→ Given text
........

The protester also complains that its proposal should not have been downgraded for a lack of FDA experience. HHS downgraded Panacea’s proposal because the firm had failed to demonstrate experience with, or for that matter good understanding of, the FDA and that agency’s regulatory process. In this regard, the RFP informed offerors that contractors would be required to satisfy FDA requirements for “potential use of the vaccine in a [post-exposure prophylaxis] plus antibiotic scenario in a declared emergency under an EUA” and to otherwise obtain licensing in accordance with FDA regulations, and offerors were informed that the experience of their personnel to perform the contract would be evaluated. The agency states that it did not credit Panacea for the FDA experience of its subcontractors because Panacea’s proposal identified Panacea, and not the subcontractors, as being responsible for dealing with the FDA. GAO has no basis to object to this determination, given that Panacea’s proposal did not identify any subcontractors to be members of its “regulatory team,” which Panacea stated would deal with the FDA and be responsible for regulatory submissions.

........

→ Problem set
1/ According to the Panacea protest passage, why did HHS give Panacea no credit for its subcontractors' FDA experience? Answer in one to three sentences.
2/ Pick up the Panacea protest passage after its final sentence and keep writing.
You can ignore the items that come after the Panacea protest passage.

........

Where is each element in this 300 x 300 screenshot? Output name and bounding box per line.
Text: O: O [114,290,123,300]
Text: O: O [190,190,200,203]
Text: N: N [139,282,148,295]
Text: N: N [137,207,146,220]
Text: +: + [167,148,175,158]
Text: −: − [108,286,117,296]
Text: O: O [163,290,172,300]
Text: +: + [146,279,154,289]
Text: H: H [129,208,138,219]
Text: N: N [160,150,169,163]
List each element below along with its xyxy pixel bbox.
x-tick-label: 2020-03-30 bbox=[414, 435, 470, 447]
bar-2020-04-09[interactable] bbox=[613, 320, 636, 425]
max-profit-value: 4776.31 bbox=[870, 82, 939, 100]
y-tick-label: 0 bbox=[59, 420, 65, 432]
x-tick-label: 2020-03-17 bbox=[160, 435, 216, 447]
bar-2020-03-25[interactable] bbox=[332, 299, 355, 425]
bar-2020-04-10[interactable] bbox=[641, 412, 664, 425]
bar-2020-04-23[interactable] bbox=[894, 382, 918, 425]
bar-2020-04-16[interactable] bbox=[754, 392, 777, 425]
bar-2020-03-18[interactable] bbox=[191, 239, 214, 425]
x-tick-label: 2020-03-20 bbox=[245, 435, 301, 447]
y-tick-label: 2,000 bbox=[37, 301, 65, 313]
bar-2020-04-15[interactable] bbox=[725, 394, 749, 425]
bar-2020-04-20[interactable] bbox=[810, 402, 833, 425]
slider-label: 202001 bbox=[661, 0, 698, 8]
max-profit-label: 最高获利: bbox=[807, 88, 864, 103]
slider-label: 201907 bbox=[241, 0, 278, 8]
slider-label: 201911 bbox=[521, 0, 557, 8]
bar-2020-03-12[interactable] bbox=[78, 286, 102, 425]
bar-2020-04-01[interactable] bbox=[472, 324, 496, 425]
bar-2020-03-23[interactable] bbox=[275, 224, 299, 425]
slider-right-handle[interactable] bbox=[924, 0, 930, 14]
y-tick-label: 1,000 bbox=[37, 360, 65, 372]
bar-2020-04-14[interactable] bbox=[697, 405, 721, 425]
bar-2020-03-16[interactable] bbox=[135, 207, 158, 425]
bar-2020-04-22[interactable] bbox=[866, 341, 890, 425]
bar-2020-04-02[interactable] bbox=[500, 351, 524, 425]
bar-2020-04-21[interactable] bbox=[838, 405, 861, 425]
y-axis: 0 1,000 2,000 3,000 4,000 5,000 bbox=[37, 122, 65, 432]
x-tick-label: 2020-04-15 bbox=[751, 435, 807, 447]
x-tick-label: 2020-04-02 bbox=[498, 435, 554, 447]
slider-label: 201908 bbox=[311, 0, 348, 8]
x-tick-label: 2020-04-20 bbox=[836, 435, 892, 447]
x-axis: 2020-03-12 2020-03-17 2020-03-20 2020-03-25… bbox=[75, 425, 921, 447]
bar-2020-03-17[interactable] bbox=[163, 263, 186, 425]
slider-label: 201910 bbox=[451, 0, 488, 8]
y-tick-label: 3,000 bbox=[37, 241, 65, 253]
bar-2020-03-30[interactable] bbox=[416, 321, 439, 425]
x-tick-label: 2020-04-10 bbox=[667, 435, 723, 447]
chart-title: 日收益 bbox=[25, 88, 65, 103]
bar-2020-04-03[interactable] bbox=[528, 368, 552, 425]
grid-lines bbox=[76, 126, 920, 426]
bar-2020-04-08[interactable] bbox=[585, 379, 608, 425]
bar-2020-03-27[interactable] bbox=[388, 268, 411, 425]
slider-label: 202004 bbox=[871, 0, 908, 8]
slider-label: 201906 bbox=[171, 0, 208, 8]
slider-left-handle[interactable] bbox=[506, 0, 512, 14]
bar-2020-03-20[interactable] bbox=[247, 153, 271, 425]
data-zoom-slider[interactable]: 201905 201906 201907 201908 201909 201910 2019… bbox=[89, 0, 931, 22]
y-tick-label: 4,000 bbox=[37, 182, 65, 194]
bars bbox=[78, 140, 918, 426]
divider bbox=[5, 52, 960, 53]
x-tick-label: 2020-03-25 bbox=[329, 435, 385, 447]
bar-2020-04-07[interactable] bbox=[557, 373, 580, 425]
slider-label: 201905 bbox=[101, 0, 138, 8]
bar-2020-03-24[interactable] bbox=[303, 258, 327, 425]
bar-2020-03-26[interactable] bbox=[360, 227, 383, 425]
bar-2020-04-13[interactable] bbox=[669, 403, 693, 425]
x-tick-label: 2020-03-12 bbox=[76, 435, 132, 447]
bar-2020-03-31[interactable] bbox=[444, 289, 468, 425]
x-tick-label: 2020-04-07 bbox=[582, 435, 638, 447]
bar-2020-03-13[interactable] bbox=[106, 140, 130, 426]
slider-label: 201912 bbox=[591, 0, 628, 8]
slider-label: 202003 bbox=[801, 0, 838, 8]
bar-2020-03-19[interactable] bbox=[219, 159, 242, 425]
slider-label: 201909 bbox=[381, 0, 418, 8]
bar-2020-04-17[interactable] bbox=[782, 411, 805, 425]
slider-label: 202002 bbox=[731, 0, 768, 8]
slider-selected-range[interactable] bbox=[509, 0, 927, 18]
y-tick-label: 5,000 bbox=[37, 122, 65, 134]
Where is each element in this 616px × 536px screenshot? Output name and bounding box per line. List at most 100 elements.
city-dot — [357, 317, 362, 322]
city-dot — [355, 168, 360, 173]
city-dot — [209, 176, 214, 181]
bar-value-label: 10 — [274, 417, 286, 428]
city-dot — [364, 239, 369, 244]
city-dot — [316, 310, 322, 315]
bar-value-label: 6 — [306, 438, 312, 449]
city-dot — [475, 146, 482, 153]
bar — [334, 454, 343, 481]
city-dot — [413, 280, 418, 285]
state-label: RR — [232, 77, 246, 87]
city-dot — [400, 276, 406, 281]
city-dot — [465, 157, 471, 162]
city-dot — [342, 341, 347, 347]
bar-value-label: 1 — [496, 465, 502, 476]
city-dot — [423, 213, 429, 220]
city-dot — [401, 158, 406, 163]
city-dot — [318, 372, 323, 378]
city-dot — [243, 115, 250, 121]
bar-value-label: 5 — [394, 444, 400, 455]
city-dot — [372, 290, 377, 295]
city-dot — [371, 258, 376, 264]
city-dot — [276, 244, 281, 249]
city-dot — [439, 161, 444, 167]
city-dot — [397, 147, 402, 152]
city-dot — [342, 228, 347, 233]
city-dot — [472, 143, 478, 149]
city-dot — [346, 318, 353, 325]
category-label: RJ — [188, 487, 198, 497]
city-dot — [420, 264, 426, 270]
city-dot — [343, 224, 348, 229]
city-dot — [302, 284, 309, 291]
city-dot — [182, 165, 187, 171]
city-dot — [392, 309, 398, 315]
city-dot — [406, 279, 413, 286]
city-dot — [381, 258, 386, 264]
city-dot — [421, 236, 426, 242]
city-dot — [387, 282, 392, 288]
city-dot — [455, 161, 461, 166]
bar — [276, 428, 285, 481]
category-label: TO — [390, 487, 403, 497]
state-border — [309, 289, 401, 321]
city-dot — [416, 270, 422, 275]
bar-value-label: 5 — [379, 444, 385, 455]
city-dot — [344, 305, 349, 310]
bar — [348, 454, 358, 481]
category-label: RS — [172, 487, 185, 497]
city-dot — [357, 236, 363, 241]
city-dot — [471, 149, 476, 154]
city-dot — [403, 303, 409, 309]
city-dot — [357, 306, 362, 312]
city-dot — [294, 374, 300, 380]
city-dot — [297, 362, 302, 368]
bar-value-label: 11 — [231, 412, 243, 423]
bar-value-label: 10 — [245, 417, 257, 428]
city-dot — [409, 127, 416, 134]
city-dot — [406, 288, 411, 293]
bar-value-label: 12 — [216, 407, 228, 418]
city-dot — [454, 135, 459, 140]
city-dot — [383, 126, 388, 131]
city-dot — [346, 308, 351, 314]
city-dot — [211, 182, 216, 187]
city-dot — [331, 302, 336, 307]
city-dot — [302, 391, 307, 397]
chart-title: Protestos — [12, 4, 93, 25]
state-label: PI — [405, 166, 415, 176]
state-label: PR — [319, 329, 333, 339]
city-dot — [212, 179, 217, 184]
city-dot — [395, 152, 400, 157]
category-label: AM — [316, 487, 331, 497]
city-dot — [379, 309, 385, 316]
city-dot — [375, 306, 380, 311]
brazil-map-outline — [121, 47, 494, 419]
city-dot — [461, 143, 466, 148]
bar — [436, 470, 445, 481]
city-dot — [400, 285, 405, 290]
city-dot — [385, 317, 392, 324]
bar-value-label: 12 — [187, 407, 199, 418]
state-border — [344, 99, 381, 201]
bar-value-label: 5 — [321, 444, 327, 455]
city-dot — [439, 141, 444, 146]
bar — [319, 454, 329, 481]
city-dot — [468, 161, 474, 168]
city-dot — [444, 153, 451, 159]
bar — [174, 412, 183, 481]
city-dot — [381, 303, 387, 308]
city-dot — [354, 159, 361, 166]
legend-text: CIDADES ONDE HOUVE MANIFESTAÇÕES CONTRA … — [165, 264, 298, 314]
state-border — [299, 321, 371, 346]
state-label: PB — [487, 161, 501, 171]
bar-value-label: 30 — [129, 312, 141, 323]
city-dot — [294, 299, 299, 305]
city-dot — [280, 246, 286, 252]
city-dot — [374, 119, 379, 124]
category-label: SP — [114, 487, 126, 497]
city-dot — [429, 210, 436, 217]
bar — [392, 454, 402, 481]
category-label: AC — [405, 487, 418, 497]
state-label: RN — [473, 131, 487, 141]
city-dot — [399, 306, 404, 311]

........

→ Results for the exercise
1/ Panacea's proposal named Panacea itself, not its subcontractors, as the party responsible for dealing with the FDA. It also placed no subcontractors on the "regulatory team" that it said would handle the FDA and regulatory submissions.

2/
Panacea also disagrees with the TEP’s finding that Panacea had not demonstrated “an understanding of the relationship of the animal models, human clinical data and correlates of protection.” HHS responds that, while Panacea provided some information in its proposal regarding historical and proposed non-clinical studies and for proposed clinical studies, the firm did not explain its studies in a way that showed how the studies would “contribute to the body of knowledge required to conclusively demonstrate a correlate of protection and efficacy of the product.” HHS also states that Panacea’s descriptions of its non-clinical studies and clinical studies did not show that it incorporated suggestions and recommendations of the FDA. Panacea does not show that the agency’s evaluation in this regard was unreasonable. Rather, in its comments, Panacea merely objects to two statements in the agency’s legal memorandum with respect to whether Panacea provided “passive transfer studies” in its proposal and whether Panacea’s proposal provided for studies of the vaccine at various dosages. Neither of these two concerns, however, shows that the agency’s overall criticism that Panacea had failed to demonstrate an understanding of the relationship of the animal models, human clinical data, and correlates of protection was unreasonable.
Finally, in its comments on the agency’s report, Panacea raises numerous new challenges to the agency’s evaluation. Specifically, Panacea objects to HHS’s “mechanical reliance on point scores,” that standards were allegedly not established for assigning point scores, and that the assigned point scores were not adequately supported by the TEP’s narrative discussion. GAO finds that these supplemental grounds of protest were not timely filed. The protest is denied.